• [Goal of the exercise]: Find how many lines in the data below mention "series". Give the number only.
====
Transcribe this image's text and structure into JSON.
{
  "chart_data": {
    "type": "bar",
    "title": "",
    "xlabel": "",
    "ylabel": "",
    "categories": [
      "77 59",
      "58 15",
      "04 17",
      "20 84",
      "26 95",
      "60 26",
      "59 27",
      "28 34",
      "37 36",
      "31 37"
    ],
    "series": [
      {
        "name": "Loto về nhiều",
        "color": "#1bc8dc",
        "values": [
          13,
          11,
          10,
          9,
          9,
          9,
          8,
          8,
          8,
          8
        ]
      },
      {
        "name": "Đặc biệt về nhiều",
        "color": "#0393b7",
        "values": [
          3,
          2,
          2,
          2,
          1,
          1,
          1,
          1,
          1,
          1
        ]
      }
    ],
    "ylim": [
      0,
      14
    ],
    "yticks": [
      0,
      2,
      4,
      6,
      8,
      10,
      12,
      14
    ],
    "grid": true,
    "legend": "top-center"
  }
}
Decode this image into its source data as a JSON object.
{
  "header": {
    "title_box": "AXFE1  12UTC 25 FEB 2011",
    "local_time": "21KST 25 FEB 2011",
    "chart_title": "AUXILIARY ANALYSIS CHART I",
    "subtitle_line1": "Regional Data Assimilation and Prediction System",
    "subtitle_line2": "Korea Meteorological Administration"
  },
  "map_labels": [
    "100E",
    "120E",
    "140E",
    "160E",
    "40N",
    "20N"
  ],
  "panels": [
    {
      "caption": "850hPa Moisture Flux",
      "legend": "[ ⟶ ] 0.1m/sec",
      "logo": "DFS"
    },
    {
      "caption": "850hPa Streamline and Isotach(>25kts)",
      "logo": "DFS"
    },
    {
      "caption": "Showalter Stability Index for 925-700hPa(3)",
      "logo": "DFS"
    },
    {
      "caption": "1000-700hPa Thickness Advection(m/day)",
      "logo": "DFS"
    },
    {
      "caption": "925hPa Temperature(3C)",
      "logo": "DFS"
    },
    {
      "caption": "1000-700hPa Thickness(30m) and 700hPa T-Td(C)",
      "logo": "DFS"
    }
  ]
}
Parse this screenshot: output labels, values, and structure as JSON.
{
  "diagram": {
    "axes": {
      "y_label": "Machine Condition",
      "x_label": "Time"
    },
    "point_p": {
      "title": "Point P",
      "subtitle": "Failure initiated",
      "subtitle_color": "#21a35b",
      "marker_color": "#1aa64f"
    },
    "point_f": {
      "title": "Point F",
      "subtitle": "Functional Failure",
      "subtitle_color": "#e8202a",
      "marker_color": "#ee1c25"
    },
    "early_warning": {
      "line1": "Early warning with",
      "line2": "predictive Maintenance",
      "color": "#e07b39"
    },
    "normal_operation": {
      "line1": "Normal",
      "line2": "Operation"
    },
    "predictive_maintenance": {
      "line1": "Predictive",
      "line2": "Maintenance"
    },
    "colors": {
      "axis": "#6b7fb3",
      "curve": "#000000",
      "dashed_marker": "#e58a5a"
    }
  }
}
====
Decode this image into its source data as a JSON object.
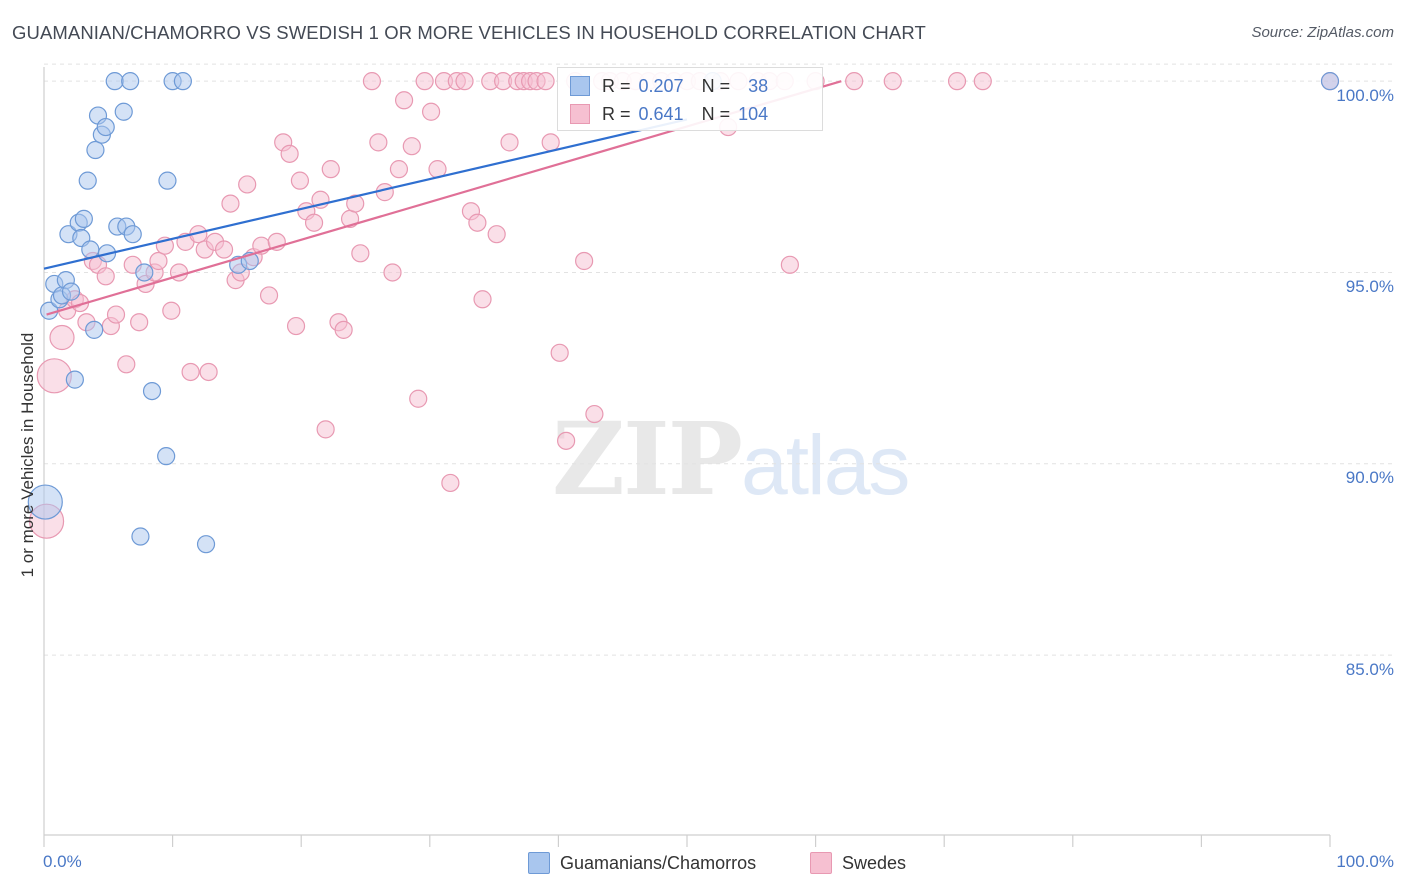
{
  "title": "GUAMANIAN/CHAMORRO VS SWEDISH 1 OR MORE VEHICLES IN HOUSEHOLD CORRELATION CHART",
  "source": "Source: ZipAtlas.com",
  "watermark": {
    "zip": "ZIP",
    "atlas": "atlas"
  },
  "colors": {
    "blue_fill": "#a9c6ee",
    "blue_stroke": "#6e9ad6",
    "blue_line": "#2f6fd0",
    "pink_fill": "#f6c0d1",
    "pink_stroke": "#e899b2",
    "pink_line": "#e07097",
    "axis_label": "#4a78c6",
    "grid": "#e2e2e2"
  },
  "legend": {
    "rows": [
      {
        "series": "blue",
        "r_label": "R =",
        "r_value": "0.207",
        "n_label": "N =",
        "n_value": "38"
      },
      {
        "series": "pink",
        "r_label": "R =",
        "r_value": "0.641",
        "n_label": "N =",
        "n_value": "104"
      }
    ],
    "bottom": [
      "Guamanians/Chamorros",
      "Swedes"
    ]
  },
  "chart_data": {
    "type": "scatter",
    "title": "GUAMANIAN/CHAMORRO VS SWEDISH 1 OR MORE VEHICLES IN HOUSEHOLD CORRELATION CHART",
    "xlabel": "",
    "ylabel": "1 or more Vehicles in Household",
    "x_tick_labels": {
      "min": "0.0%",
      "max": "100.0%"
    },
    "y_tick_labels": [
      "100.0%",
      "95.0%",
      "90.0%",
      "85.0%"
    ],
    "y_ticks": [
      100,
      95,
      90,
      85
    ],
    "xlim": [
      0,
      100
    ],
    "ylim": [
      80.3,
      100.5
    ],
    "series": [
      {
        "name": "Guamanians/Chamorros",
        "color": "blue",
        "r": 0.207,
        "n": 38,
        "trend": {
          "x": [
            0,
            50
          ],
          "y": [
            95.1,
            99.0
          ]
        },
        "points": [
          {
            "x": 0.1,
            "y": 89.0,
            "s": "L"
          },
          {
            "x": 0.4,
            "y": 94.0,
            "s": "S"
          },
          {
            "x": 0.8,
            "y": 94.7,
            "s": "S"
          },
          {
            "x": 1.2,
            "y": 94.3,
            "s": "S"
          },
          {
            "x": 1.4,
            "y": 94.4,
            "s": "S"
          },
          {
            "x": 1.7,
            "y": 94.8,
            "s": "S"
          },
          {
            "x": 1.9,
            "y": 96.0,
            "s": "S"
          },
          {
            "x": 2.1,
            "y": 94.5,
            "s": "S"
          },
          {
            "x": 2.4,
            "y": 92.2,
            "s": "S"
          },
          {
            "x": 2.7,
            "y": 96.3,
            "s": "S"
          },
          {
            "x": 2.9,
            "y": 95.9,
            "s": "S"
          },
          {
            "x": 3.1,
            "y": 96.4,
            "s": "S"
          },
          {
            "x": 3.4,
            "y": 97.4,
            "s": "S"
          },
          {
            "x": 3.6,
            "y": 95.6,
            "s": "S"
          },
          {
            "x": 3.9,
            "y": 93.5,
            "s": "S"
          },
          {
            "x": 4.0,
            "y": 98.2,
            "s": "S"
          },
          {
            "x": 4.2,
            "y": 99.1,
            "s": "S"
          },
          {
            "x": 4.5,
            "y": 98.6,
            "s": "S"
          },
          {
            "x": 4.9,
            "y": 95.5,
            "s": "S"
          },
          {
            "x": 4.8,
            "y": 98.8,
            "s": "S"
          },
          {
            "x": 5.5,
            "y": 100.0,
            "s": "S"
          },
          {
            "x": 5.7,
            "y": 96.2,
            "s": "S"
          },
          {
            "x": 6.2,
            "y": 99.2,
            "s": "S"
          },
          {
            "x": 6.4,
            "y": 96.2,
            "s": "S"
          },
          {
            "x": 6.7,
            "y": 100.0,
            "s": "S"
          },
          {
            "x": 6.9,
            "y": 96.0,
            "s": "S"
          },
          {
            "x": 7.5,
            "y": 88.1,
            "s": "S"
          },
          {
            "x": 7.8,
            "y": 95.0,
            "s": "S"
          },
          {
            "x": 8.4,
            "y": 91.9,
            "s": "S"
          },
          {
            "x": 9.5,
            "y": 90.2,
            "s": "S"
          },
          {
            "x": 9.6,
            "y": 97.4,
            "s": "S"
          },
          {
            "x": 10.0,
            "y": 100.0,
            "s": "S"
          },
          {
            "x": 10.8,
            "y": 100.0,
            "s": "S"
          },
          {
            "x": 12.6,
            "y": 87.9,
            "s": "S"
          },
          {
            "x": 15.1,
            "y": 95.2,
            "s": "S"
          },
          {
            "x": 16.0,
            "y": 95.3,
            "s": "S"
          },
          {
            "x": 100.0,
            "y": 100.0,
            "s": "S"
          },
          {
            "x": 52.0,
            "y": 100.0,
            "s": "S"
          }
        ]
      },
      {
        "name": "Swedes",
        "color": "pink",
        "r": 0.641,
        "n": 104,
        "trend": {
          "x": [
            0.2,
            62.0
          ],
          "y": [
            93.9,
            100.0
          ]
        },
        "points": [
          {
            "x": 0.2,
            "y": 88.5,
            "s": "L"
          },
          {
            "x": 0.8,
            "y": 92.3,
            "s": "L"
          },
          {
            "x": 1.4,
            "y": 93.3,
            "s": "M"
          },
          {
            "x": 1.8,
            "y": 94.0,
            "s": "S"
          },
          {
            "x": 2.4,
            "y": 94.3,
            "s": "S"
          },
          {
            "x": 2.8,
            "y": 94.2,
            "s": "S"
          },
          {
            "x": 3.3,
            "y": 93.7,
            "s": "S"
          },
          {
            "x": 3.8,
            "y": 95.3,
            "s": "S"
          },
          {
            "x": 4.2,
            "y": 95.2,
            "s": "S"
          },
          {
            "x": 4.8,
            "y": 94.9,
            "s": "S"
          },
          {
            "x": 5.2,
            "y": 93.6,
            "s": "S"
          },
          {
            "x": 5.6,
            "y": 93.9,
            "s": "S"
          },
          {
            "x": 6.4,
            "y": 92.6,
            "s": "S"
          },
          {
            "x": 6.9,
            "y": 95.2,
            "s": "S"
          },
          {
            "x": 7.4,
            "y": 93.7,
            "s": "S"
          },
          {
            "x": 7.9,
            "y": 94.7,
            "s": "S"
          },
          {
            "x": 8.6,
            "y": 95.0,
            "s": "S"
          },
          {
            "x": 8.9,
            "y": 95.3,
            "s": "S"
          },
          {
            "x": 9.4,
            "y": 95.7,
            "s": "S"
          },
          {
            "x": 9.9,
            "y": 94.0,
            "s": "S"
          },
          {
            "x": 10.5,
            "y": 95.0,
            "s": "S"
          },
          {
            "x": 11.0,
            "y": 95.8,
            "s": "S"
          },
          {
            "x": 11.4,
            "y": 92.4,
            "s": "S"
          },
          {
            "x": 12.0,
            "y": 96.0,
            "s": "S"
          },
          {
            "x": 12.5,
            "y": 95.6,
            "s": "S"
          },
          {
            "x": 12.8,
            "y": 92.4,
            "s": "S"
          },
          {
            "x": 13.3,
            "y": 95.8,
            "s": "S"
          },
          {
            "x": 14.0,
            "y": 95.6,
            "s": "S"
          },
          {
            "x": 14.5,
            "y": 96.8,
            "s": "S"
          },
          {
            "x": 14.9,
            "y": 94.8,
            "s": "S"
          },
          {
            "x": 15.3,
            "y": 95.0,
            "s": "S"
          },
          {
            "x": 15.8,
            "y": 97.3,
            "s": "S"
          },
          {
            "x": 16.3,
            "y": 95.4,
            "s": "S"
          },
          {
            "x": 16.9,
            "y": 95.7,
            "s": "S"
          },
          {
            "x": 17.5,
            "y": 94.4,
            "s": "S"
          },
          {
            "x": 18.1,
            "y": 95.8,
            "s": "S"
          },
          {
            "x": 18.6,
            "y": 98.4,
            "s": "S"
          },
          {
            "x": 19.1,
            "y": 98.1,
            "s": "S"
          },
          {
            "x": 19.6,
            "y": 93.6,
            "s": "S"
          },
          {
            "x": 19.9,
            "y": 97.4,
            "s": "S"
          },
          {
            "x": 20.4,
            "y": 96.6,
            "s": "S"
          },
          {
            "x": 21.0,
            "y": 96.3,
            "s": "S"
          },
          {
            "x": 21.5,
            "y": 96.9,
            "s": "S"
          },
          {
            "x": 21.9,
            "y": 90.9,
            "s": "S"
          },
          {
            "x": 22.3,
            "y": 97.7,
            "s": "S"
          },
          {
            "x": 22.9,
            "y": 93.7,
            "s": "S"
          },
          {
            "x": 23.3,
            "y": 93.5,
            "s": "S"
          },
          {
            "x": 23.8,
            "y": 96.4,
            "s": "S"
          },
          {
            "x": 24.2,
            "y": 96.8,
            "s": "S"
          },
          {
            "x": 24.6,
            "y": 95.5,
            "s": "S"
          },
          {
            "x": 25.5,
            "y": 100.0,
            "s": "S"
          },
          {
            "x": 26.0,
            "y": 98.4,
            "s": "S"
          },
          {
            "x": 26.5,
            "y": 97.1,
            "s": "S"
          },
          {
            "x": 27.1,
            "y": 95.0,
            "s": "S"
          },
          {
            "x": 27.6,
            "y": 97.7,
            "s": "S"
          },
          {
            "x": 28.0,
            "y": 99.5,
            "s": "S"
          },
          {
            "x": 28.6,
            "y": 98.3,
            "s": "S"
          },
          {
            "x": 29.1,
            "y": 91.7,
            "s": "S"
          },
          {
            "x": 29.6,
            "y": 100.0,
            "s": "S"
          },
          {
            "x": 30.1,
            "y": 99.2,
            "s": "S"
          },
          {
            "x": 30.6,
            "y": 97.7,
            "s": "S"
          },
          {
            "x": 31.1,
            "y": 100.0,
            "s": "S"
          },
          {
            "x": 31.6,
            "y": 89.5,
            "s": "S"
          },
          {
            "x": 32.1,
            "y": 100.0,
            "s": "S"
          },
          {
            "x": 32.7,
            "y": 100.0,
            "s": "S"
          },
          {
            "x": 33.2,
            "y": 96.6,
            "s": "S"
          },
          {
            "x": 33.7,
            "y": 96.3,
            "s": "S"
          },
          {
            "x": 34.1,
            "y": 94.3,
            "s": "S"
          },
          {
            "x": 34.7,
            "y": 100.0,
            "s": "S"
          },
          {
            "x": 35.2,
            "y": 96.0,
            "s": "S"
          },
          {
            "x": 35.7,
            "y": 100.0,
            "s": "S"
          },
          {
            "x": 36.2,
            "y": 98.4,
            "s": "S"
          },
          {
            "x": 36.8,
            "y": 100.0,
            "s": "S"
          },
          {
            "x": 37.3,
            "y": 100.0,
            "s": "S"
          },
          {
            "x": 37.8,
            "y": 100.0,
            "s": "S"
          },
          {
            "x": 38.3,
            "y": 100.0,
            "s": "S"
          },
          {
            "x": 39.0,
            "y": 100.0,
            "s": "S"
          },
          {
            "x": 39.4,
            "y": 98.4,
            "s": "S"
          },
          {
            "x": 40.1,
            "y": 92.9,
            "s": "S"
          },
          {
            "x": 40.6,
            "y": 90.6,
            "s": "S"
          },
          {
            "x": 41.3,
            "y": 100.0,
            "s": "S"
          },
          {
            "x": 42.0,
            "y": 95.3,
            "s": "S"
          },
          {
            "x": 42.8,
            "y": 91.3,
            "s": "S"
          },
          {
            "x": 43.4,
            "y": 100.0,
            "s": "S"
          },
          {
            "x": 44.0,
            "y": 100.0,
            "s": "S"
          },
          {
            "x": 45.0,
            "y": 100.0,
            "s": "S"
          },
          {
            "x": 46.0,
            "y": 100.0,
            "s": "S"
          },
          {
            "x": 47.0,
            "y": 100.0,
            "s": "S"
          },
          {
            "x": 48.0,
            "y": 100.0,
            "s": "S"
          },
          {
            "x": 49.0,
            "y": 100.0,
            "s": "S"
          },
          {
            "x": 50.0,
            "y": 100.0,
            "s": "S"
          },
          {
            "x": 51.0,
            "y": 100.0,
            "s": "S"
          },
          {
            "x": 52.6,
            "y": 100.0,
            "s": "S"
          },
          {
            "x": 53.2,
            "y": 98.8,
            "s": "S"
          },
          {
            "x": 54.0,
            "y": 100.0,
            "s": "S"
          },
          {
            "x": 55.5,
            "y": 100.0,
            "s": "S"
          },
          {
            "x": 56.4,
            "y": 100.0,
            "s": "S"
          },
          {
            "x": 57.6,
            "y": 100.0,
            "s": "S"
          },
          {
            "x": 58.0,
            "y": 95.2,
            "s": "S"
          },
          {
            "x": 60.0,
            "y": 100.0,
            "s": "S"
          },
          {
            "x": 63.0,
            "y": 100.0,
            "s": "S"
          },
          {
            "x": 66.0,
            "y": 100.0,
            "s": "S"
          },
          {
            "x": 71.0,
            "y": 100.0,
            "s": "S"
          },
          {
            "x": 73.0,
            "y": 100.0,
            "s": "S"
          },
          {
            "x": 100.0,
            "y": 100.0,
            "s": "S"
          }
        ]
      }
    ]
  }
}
====
• [Correct output]: 4